[Records from a dataset]
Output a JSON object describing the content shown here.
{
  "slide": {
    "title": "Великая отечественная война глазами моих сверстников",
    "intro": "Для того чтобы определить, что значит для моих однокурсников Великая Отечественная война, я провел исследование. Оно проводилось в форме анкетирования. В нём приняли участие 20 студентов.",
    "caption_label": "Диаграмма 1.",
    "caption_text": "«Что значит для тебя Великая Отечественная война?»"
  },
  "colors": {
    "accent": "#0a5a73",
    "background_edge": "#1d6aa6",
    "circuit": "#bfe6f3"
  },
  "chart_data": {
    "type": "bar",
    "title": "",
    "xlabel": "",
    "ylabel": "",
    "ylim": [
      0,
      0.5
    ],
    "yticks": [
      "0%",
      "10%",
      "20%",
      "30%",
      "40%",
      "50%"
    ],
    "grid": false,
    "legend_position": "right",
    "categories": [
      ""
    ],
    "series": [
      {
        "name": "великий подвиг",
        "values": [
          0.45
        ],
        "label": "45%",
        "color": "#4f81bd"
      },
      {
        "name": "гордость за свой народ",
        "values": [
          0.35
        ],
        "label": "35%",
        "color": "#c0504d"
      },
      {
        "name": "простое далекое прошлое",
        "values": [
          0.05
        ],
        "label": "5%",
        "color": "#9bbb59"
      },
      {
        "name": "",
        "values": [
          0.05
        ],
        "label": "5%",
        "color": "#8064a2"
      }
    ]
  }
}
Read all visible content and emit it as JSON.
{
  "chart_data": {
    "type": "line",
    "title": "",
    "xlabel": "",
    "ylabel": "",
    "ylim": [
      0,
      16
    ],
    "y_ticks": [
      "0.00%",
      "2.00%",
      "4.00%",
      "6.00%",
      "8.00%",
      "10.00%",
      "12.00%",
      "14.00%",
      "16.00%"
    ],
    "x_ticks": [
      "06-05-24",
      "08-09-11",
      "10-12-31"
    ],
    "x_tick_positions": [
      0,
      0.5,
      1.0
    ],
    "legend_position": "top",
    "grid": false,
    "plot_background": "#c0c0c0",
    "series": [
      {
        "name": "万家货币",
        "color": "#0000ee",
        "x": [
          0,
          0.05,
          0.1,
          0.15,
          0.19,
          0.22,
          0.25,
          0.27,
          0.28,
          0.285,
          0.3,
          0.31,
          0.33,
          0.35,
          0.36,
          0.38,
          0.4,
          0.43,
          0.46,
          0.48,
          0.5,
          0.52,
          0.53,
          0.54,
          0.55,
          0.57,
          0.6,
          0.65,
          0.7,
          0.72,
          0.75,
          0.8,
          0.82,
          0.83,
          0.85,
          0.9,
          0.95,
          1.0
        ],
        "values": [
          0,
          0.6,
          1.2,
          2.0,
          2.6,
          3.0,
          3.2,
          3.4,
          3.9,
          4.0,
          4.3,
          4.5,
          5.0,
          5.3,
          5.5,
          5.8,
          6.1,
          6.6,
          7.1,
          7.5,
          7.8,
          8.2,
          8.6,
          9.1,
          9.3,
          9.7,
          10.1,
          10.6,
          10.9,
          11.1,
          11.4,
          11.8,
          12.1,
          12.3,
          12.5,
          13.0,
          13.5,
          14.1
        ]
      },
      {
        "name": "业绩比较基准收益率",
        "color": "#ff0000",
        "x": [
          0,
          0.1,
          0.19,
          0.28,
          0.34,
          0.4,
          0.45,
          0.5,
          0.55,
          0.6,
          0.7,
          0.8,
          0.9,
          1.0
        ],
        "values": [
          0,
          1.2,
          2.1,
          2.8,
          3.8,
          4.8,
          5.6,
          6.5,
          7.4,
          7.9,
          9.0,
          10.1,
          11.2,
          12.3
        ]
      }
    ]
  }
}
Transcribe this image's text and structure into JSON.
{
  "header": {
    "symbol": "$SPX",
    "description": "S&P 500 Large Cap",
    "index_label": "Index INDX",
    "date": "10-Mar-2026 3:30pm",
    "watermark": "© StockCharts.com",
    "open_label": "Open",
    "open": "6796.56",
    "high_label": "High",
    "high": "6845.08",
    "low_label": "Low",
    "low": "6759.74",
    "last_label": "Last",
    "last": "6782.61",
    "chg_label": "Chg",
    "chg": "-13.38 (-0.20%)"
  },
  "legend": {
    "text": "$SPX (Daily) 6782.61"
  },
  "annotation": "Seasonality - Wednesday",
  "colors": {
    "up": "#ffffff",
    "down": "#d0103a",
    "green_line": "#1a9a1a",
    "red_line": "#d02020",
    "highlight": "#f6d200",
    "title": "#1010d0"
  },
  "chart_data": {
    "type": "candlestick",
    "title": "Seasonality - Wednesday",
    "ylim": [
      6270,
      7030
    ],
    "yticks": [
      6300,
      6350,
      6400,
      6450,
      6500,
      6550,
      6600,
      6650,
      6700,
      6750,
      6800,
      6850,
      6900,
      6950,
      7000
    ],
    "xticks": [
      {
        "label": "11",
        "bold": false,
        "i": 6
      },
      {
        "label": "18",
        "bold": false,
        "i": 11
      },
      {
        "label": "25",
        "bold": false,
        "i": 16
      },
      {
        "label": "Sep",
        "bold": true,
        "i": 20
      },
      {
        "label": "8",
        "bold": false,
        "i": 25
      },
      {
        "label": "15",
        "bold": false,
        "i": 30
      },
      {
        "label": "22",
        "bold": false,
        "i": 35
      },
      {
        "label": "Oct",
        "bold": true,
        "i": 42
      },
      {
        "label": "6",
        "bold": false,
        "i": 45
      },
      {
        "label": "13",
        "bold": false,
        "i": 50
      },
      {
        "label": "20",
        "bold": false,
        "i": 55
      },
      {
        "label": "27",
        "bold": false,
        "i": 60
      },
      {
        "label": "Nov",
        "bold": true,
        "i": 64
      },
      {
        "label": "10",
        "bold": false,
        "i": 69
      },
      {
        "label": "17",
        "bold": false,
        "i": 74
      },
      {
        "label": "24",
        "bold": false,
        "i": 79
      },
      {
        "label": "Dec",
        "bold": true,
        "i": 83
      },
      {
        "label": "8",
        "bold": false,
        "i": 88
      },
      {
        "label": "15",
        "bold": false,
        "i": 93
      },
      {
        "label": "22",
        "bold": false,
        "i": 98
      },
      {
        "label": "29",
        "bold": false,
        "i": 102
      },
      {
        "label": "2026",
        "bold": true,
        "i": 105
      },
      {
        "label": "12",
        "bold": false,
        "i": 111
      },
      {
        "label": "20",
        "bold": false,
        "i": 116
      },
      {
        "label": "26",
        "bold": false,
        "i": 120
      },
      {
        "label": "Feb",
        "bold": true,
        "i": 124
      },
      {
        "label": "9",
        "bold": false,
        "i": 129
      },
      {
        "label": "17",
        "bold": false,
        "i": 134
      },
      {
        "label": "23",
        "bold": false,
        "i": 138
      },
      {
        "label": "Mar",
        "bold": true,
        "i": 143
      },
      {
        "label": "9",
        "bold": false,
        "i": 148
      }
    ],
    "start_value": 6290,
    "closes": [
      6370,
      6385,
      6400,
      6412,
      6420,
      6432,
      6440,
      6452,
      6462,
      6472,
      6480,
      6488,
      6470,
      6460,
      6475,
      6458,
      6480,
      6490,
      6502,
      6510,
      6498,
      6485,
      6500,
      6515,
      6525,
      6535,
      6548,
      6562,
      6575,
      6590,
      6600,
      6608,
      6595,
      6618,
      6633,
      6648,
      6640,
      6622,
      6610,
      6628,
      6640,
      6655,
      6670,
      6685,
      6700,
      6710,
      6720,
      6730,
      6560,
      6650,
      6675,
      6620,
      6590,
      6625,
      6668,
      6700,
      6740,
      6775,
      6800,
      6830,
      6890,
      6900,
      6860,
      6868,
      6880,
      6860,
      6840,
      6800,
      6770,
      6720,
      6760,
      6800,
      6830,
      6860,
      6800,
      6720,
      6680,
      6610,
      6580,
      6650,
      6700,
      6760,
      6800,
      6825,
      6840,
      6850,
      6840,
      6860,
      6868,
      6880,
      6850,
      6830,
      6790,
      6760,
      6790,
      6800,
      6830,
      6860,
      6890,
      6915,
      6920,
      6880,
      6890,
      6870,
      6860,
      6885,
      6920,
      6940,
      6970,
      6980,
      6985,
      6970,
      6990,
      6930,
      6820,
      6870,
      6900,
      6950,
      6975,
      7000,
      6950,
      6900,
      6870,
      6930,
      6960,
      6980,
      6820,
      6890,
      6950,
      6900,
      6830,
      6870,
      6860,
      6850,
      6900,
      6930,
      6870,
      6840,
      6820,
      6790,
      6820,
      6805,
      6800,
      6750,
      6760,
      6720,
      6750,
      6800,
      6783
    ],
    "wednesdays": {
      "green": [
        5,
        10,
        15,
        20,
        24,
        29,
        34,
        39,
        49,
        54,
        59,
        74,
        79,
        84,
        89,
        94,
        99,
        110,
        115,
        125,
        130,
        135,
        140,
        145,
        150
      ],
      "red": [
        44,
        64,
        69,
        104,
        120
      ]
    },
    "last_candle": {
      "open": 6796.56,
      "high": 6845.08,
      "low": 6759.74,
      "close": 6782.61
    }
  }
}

TASK TO COMPLETE:
Copy each line that contains the word "name".

FULL OUTPUT:
        "name": "великий подвиг",
        "name": "гордость за свой народ",
        "name": "простое далекое прошлое",
        "name": "",
        "name": "万家货币",
        "name": "业绩比较基准收益率",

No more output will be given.